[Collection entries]
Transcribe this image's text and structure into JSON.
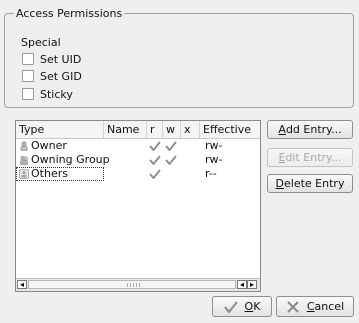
{
  "permissions": {
    "group_title": "Access Permissions",
    "special_label": "Special",
    "options": [
      {
        "label": "Set UID",
        "checked": false
      },
      {
        "label": "Set GID",
        "checked": false
      },
      {
        "label": "Sticky",
        "checked": false
      }
    ]
  },
  "table": {
    "columns": [
      "Type",
      "Name",
      "r",
      "w",
      "x",
      "Effective"
    ],
    "rows": [
      {
        "type": "Owner",
        "name": "",
        "r": true,
        "w": true,
        "x": false,
        "effective": "rw-",
        "icon": "user-icon"
      },
      {
        "type": "Owning Group",
        "name": "",
        "r": true,
        "w": true,
        "x": false,
        "effective": "rw-",
        "icon": "group-icon"
      },
      {
        "type": "Others",
        "name": "",
        "r": true,
        "w": false,
        "x": false,
        "effective": "r--",
        "icon": "others-icon"
      }
    ]
  },
  "buttons": {
    "add_entry": {
      "label_ul": "A",
      "label_rest": "dd Entry...",
      "enabled": true
    },
    "edit_entry": {
      "label_ul": "E",
      "label_rest": "dit Entry...",
      "enabled": false
    },
    "delete_entry": {
      "label_ul": "D",
      "label_rest": "elete Entry",
      "enabled": true
    },
    "ok": {
      "label_ul": "O",
      "label_rest": "K",
      "icon": "checkmark-icon"
    },
    "cancel": {
      "label_ul": "C",
      "label_rest": "ancel",
      "icon": "cancel-icon"
    }
  },
  "colors": {
    "check_gray": "#888888"
  }
}
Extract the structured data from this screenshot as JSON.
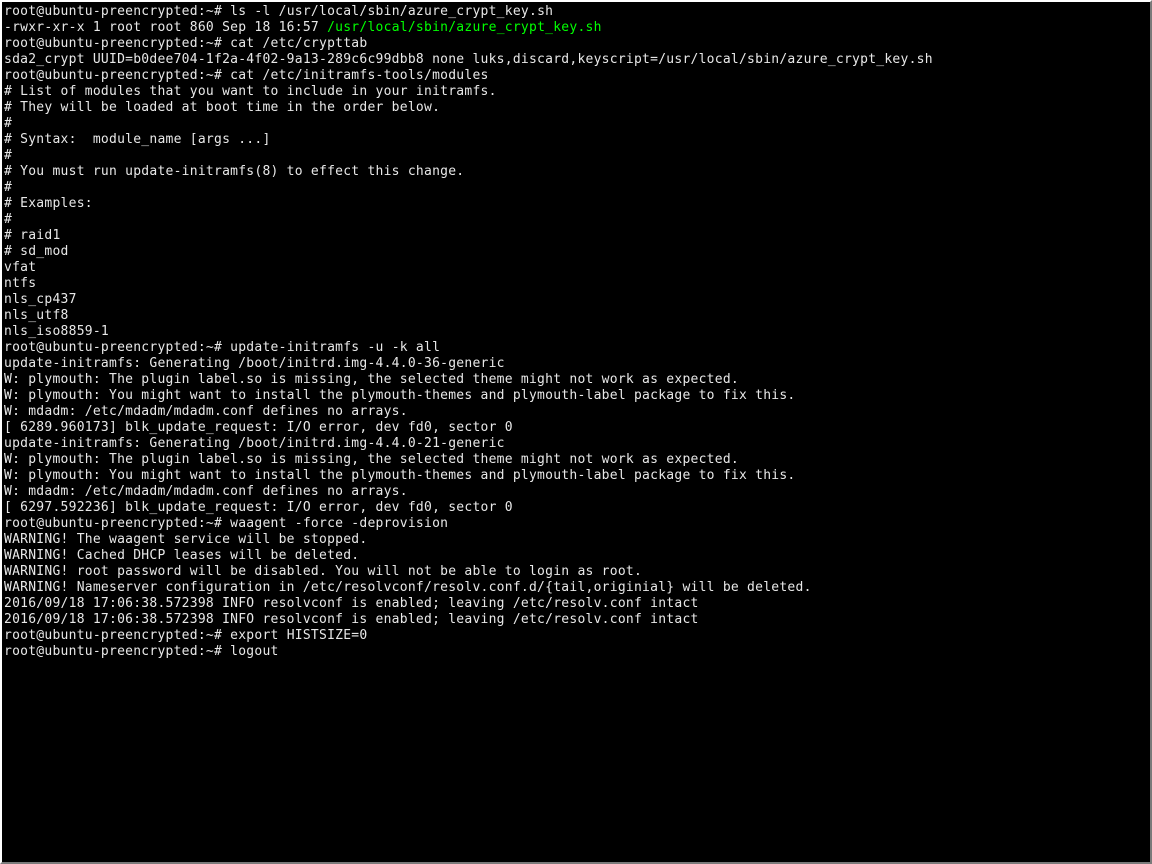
{
  "prompt": "root@ubuntu-preencrypted:~# ",
  "lines": [
    {
      "type": "cmd",
      "cmd": "ls -l /usr/local/sbin/azure_crypt_key.sh"
    },
    {
      "type": "lsout",
      "pre": "-rwxr-xr-x 1 root root 860 Sep 18 16:57 ",
      "path": "/usr/local/sbin/azure_crypt_key.sh"
    },
    {
      "type": "cmd",
      "cmd": "cat /etc/crypttab"
    },
    {
      "type": "out",
      "text": "sda2_crypt UUID=b0dee704-1f2a-4f02-9a13-289c6c99dbb8 none luks,discard,keyscript=/usr/local/sbin/azure_crypt_key.sh"
    },
    {
      "type": "cmd",
      "cmd": "cat /etc/initramfs-tools/modules"
    },
    {
      "type": "out",
      "text": "# List of modules that you want to include in your initramfs."
    },
    {
      "type": "out",
      "text": "# They will be loaded at boot time in the order below."
    },
    {
      "type": "out",
      "text": "#"
    },
    {
      "type": "out",
      "text": "# Syntax:  module_name [args ...]"
    },
    {
      "type": "out",
      "text": "#"
    },
    {
      "type": "out",
      "text": "# You must run update-initramfs(8) to effect this change."
    },
    {
      "type": "out",
      "text": "#"
    },
    {
      "type": "out",
      "text": "# Examples:"
    },
    {
      "type": "out",
      "text": "#"
    },
    {
      "type": "out",
      "text": "# raid1"
    },
    {
      "type": "out",
      "text": "# sd_mod"
    },
    {
      "type": "out",
      "text": "vfat"
    },
    {
      "type": "out",
      "text": "ntfs"
    },
    {
      "type": "out",
      "text": "nls_cp437"
    },
    {
      "type": "out",
      "text": "nls_utf8"
    },
    {
      "type": "out",
      "text": "nls_iso8859-1"
    },
    {
      "type": "cmd",
      "cmd": "update-initramfs -u -k all"
    },
    {
      "type": "out",
      "text": "update-initramfs: Generating /boot/initrd.img-4.4.0-36-generic"
    },
    {
      "type": "out",
      "text": "W: plymouth: The plugin label.so is missing, the selected theme might not work as expected."
    },
    {
      "type": "out",
      "text": "W: plymouth: You might want to install the plymouth-themes and plymouth-label package to fix this."
    },
    {
      "type": "out",
      "text": "W: mdadm: /etc/mdadm/mdadm.conf defines no arrays."
    },
    {
      "type": "out",
      "text": "[ 6289.960173] blk_update_request: I/O error, dev fd0, sector 0"
    },
    {
      "type": "out",
      "text": "update-initramfs: Generating /boot/initrd.img-4.4.0-21-generic"
    },
    {
      "type": "out",
      "text": "W: plymouth: The plugin label.so is missing, the selected theme might not work as expected."
    },
    {
      "type": "out",
      "text": "W: plymouth: You might want to install the plymouth-themes and plymouth-label package to fix this."
    },
    {
      "type": "out",
      "text": "W: mdadm: /etc/mdadm/mdadm.conf defines no arrays."
    },
    {
      "type": "out",
      "text": "[ 6297.592236] blk_update_request: I/O error, dev fd0, sector 0"
    },
    {
      "type": "cmd",
      "cmd": "waagent -force -deprovision"
    },
    {
      "type": "out",
      "text": "WARNING! The waagent service will be stopped."
    },
    {
      "type": "out",
      "text": "WARNING! Cached DHCP leases will be deleted."
    },
    {
      "type": "out",
      "text": "WARNING! root password will be disabled. You will not be able to login as root."
    },
    {
      "type": "out",
      "text": "WARNING! Nameserver configuration in /etc/resolvconf/resolv.conf.d/{tail,originial} will be deleted."
    },
    {
      "type": "out",
      "text": "2016/09/18 17:06:38.572398 INFO resolvconf is enabled; leaving /etc/resolv.conf intact"
    },
    {
      "type": "out",
      "text": "2016/09/18 17:06:38.572398 INFO resolvconf is enabled; leaving /etc/resolv.conf intact"
    },
    {
      "type": "cmd",
      "cmd": "export HISTSIZE=0"
    },
    {
      "type": "cmd",
      "cmd": "logout"
    }
  ]
}
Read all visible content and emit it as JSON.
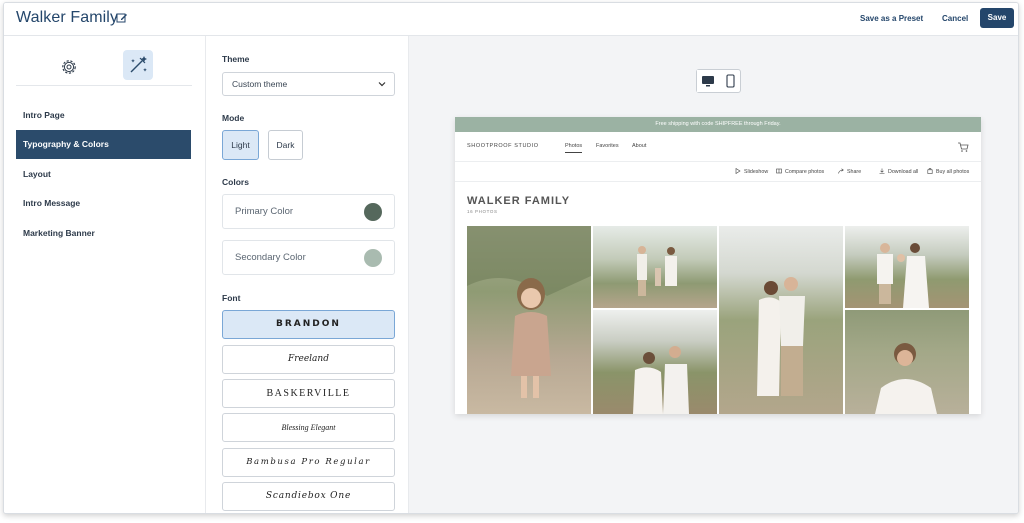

_Exercise prompt_:
The records above are to be quoted exactly, with all pictures left out.

_Finished exercise_:
Transcribe this image's text and structure into JSON.
{
  "permissions": {
    "group_title": "Access Permissions",
    "special_label": "Special",
    "options": [
      {
        "label": "Set UID",
        "checked": false
      },
      {
        "label": "Set GID",
        "checked": false
      },
      {
        "label": "Sticky",
        "checked": false
      }
    ]
  },
  "table": {
    "columns": [
      "Type",
      "Name",
      "r",
      "w",
      "x",
      "Effective"
    ],
    "rows": [
      {
        "type": "Owner",
        "name": "",
        "r": true,
        "w": true,
        "x": false,
        "effective": "rw-",
        "icon": "user-icon"
      },
      {
        "type": "Owning Group",
        "name": "",
        "r": true,
        "w": true,
        "x": false,
        "effective": "rw-",
        "icon": "group-icon"
      },
      {
        "type": "Others",
        "name": "",
        "r": true,
        "w": false,
        "x": false,
        "effective": "r--",
        "icon": "others-icon"
      }
    ]
  },
  "buttons": {
    "add_entry": {
      "label_ul": "A",
      "label_rest": "dd Entry...",
      "enabled": true
    },
    "edit_entry": {
      "label_ul": "E",
      "label_rest": "dit Entry...",
      "enabled": false
    },
    "delete_entry": {
      "label_ul": "D",
      "label_rest": "elete Entry",
      "enabled": true
    },
    "ok": {
      "label_ul": "O",
      "label_rest": "K",
      "icon": "checkmark-icon"
    },
    "cancel": {
      "label_ul": "C",
      "label_rest": "ancel",
      "icon": "cancel-icon"
    }
  },
  "colors": {
    "check_gray": "#888888"
  }
}
Extract the structured data from this screenshot as JSON.
{
  "prompt": "root@ubuntu-preencrypted:~# ",
  "lines": [
    {
      "type": "cmd",
      "cmd": "ls -l /usr/local/sbin/azure_crypt_key.sh"
    },
    {
      "type": "lsout",
      "pre": "-rwxr-xr-x 1 root root 860 Sep 18 16:57 ",
      "path": "/usr/local/sbin/azure_crypt_key.sh"
    },
    {
      "type": "cmd",
      "cmd": "cat /etc/crypttab"
    },
    {
      "type": "out",
      "text": "sda2_crypt UUID=b0dee704-1f2a-4f02-9a13-289c6c99dbb8 none luks,discard,keyscript=/usr/local/sbin/azure_crypt_key.sh"
    },
    {
      "type": "cmd",
      "cmd": "cat /etc/initramfs-tools/modules"
    },
    {
      "type": "out",
      "text": "# List of modules that you want to include in your initramfs."
    },
    {
      "type": "out",
      "text": "# They will be loaded at boot time in the order below."
    },
    {
      "type": "out",
      "text": "#"
    },
    {
      "type": "out",
      "text": "# Syntax:  module_name [args ...]"
    },
    {
      "type": "out",
      "text": "#"
    },
    {
      "type": "out",
      "text": "# You must run update-initramfs(8) to effect this change."
    },
    {
      "type": "out",
      "text": "#"
    },
    {
      "type": "out",
      "text": "# Examples:"
    },
    {
      "type": "out",
      "text": "#"
    },
    {
      "type": "out",
      "text": "# raid1"
    },
    {
      "type": "out",
      "text": "# sd_mod"
    },
    {
      "type": "out",
      "text": "vfat"
    },
    {
      "type": "out",
      "text": "ntfs"
    },
    {
      "type": "out",
      "text": "nls_cp437"
    },
    {
      "type": "out",
      "text": "nls_utf8"
    },
    {
      "type": "out",
      "text": "nls_iso8859-1"
    },
    {
      "type": "cmd",
      "cmd": "update-initramfs -u -k all"
    },
    {
      "type": "out",
      "text": "update-initramfs: Generating /boot/initrd.img-4.4.0-36-generic"
    },
    {
      "type": "out",
      "text": "W: plymouth: The plugin label.so is missing, the selected theme might not work as expected."
    },
    {
      "type": "out",
      "text": "W: plymouth: You might want to install the plymouth-themes and plymouth-label package to fix this."
    },
    {
      "type": "out",
      "text": "W: mdadm: /etc/mdadm/mdadm.conf defines no arrays."
    },
    {
      "type": "out",
      "text": "[ 6289.960173] blk_update_request: I/O error, dev fd0, sector 0"
    },
    {
      "type": "out",
      "text": "update-initramfs: Generating /boot/initrd.img-4.4.0-21-generic"
    },
    {
      "type": "out",
      "text": "W: plymouth: The plugin label.so is missing, the selected theme might not work as expected."
    },
    {
      "type": "out",
      "text": "W: plymouth: You might want to install the plymouth-themes and plymouth-label package to fix this."
    },
    {
      "type": "out",
      "text": "W: mdadm: /etc/mdadm/mdadm.conf defines no arrays."
    },
    {
      "type": "out",
      "text": "[ 6297.592236] blk_update_request: I/O error, dev fd0, sector 0"
    },
    {
      "type": "cmd",
      "cmd": "waagent -force -deprovision"
    },
    {
      "type": "out",
      "text": "WARNING! The waagent service will be stopped."
    },
    {
      "type": "out",
      "text": "WARNING! Cached DHCP leases will be deleted."
    },
    {
      "type": "out",
      "text": "WARNING! root password will be disabled. You will not be able to login as root."
    },
    {
      "type": "out",
      "text": "WARNING! Nameserver configuration in /etc/resolvconf/resolv.conf.d/{tail,originial} will be deleted."
    },
    {
      "type": "out",
      "text": "2016/09/18 17:06:38.572398 INFO resolvconf is enabled; leaving /etc/resolv.conf intact"
    },
    {
      "type": "out",
      "text": "2016/09/18 17:06:38.572398 INFO resolvconf is enabled; leaving /etc/resolv.conf intact"
    },
    {
      "type": "cmd",
      "cmd": "export HISTSIZE=0"
    },
    {
      "type": "cmd",
      "cmd": "logout"
    }
  ]
}
Read all visible content and emit it as JSON.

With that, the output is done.